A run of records
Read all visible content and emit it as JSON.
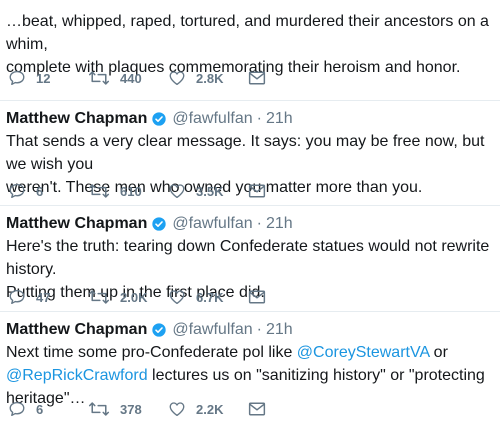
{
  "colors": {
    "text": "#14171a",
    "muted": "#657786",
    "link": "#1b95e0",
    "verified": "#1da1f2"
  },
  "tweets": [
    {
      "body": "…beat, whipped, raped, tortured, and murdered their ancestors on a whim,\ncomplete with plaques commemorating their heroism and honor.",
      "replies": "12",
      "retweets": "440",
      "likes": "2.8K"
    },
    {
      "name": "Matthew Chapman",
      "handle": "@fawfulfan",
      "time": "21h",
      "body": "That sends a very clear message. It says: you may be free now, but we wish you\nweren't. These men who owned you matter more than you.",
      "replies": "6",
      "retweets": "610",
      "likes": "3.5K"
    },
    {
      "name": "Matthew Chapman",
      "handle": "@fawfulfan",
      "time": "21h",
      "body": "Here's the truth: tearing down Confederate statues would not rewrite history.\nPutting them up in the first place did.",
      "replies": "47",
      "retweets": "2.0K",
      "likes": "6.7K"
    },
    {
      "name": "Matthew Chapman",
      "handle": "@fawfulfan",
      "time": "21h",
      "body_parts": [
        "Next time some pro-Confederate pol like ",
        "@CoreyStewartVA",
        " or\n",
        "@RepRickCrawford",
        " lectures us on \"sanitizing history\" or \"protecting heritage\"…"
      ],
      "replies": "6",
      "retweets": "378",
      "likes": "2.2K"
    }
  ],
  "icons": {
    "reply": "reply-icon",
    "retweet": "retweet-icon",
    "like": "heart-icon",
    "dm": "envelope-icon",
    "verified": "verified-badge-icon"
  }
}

→ Challenge
Search the data for "verified". Copy every matching line.

→ Complete response
    "verified": "#1da1f2"
    "verified": "verified-badge-icon"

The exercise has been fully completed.